───── Source passage ─────

At the end of last year, the Treasury Laws Amendment (Acquisitions as Consumer – Financial Thresholds) Regulations 2020 (Cth) (Regulations) were introduced, which had the effect of expanding the definition of ‘consumer’ under the Australian Consumer Law (ACL)1 from 1 July 2021.
With these Regulations now firmly in place, many businesses will need to consider (some for the first time) whether their customers are ‘consumers’ under the ACL and if so, how to address this additional exposure in their commercial contracts.
What was the previous position?
The previous definition of ‘consumer’ under the ACL was any of the following:2
- Category 1: A person who acquires goods or services priced at $40,000 or less;
- Category 2: A person who acquires goods or services of a kind ordinarily acquired for personal, domestic or household use or consumption; and
- Category 3: A person who acquires a vehicle or trailer for use principally in the transport of goods on public roads.
However, despite the above, a person was not considered a consumer where they acquired goods for the purposes of re-supply or to transform the goods in the course of production or manufacture or in the course of repairing or treating other goods or fixtures on land.
The Regulations have raised the price cap for Category 1 consumers to $100,000 or less, with the remainder of the definition unchanged.3
What does this mean?
The result of this change is that many more recipients of goods and services will be considered ‘consumers’ for the purposes of the ACL, meaning that many more providers of goods and services will owe those recipients consumer guarantees.
The ACL provides for the following consumer guarantees where a supplier supplies goods or services to a consumer:
- Goods – will be of acceptable quality, will be fit for purpose, will comply with their description, will correspond with any sample or demonstration (if provided), will comply with any express warranties, will have clear title, will be free from securities and will come with undisturbed possession;4 and
- Services – will be provided with due care and skill, will be fit for purpose and will be delivered within the time stated (or if there is no time stated, within a reasonable time).5
If a person acquires goods or services as a ‘consumer’, and the supplier of those goods or services breaches any such consumer guarantee, the consumer has a right under the ACL to receive a remedy, which can include a refund, repair, replacement and compensation for damage and loss (including in some cases, consequential loss).
What can I do about it?
Businesses cannot ‘contract out’ of consumer guarantees, as section 64 of the ACL voids any part of a contract which purports to exclude, restrict or modify the application of these provisions.

───── Source records ─────

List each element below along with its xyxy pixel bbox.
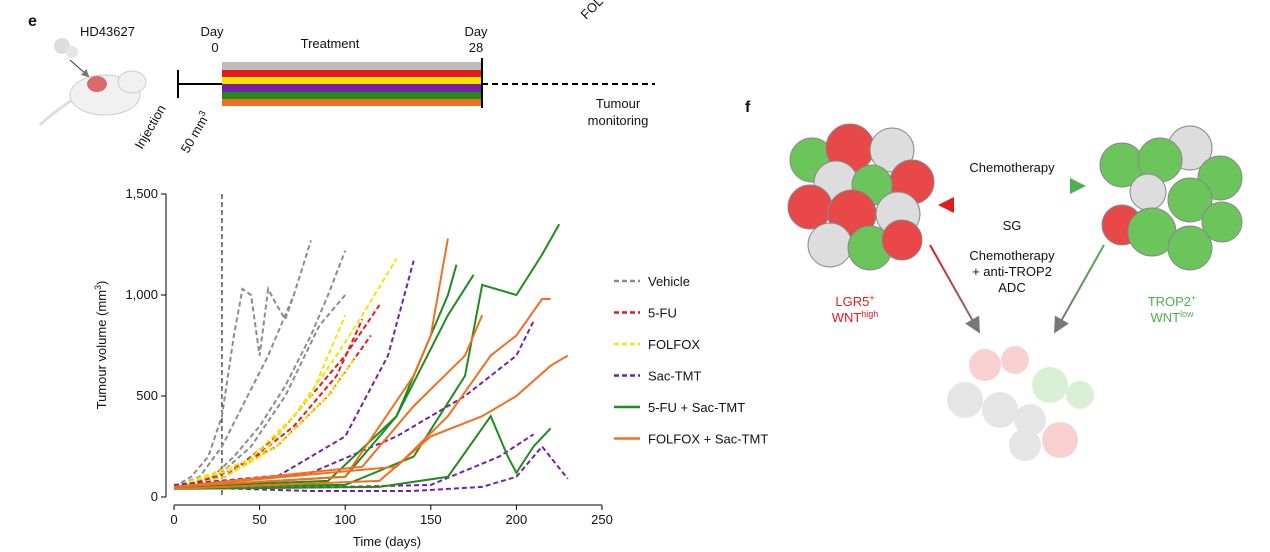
- series-line: [173, 334, 372, 490]
- combo-label: ADC: [998, 280, 1025, 295]
- state-label: TROP2+: [1148, 293, 1197, 309]
- x-tick-label: 50: [252, 512, 266, 527]
- series-line: [173, 414, 552, 490]
- legend-label: 5-FU + Sac-TMT: [648, 400, 745, 415]
- state-label: WNThigh: [832, 309, 879, 325]
- legend-label: Vehicle: [648, 274, 690, 289]
- panel-label: f: [745, 99, 751, 116]
- x-tick-label: 200: [506, 512, 528, 527]
- series-line: [173, 250, 347, 490]
- line-chart: 0 500 1,000 1,500 0 50 100 150 200 250 Vehicle 5-FU…: [125, 186, 768, 527]
- series-line: [173, 298, 551, 488]
- series-line: [174, 433, 535, 488]
- y-tick-label: 1,500: [125, 186, 158, 201]
- series-line: [173, 240, 312, 488]
- series-line: [173, 294, 346, 488]
- y-tick-label: 1,000: [125, 287, 158, 302]
- treatment-bars: [222, 58, 655, 108]
- legend-label: Sac-TMT: [648, 369, 702, 384]
- combo-label: Chemotherapy: [969, 248, 1055, 263]
- day-label: Day: [464, 24, 488, 39]
- injection-label: Injection: [132, 102, 169, 151]
- series-line: [173, 314, 347, 488]
- monitoring-label: monitoring: [588, 113, 649, 128]
- series-line: [173, 274, 475, 488]
- volume-label: 50 mm3: [177, 109, 213, 156]
- series-line: [173, 285, 295, 488]
- treatment-label: Treatment: [301, 36, 360, 51]
- x-tick-label: 150: [420, 512, 442, 527]
- panel-label: e: [28, 13, 37, 30]
- tumour-left: [787, 123, 935, 271]
- series-line: [173, 318, 364, 488]
- series-line: [173, 320, 535, 486]
- state-label: LGR5+: [835, 293, 874, 309]
- arrow-label: SG: [1003, 218, 1022, 233]
- x-axis-title: Time (days): [353, 534, 421, 549]
- dying-cells: [947, 346, 1094, 461]
- legend-label: FOLFOX + Sac-TMT: [648, 432, 768, 447]
- arrow-label: Chemotherapy: [969, 160, 1055, 175]
- series-line: [173, 314, 484, 488]
- y-axis-title: Tumour volume (mm3): [93, 281, 109, 410]
- series-line: [173, 354, 569, 490]
- series-line: [173, 238, 449, 488]
- x-tick-label: 100: [334, 512, 356, 527]
- combo-label: + anti-TROP2: [972, 264, 1052, 279]
- mouse: [38, 38, 147, 127]
- series-line: [173, 223, 561, 488]
- state-label: WNTlow: [1150, 309, 1194, 325]
- model-label: HD43627: [80, 24, 135, 39]
- legend-label: 5-FU: [648, 306, 677, 321]
- series-line: [173, 444, 569, 492]
- x-tick-label: 0: [170, 512, 177, 527]
- day-value: 28: [469, 40, 483, 55]
- series-line: [173, 359, 355, 490]
- tumour-right: [1099, 125, 1243, 271]
- series-line: [173, 258, 398, 488]
- legend-label: FOLFOX: [648, 337, 700, 352]
- y-tick-label: 0: [151, 489, 158, 504]
- y-tick-label: 500: [136, 388, 158, 403]
- arrow: [929, 244, 980, 334]
- arrow: [1054, 244, 1105, 334]
- day-label: Day: [200, 24, 224, 39]
- x-tick-label: 250: [591, 512, 613, 527]
- day-value: 0: [211, 40, 218, 55]
- clipped-label: FOL: [578, 0, 606, 22]
- monitoring-label: Tumour: [596, 96, 641, 111]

─────

Exercise requirements -
1) Translate this sentence from the consumer law passage into Spanish: "Businesses cannot ‘contract out’ of consumer guarantees, as section 64 of the ACL voids any part of a contract which purports to exclude, restrict or modify the application of these provisions."
2) Please retype the lines of the rows between the line holding "- series-line: [173, 334, 372, 490]" and the line holding "- series-line: [173, 240, 312, 488]", inclusive.

Solutions per task -
1) Las empresas no pueden «excluir contractualmente» las garantías al consumidor, ya que el artículo 64 de la ACL anula cualquier parte de un contrato que pretenda excluir, restringir o modificar la aplicación de estas disposiciones.

2)
- series-line: [173, 334, 372, 490]
- combo-label: ADC: [998, 280, 1025, 295]
- state-label: TROP2+: [1148, 293, 1197, 309]
- x-tick-label: 50: [252, 512, 266, 527]
- series-line: [173, 414, 552, 490]
- legend-label: 5-FU + Sac-TMT: [648, 400, 745, 415]
- state-label: WNThigh: [832, 309, 879, 325]
- legend-label: Vehicle: [648, 274, 690, 289]
- panel-label: f: [745, 99, 751, 116]
- x-tick-label: 200: [506, 512, 528, 527]
- series-line: [173, 250, 347, 490]
- line-chart: 0 500 1,000 1,500 0 50 100 150 200 250 Vehicle 5-FU…: [125, 186, 768, 527]
- series-line: [173, 298, 551, 488]
- series-line: [174, 433, 535, 488]
- y-tick-label: 1,500: [125, 186, 158, 201]
- series-line: [173, 240, 312, 488]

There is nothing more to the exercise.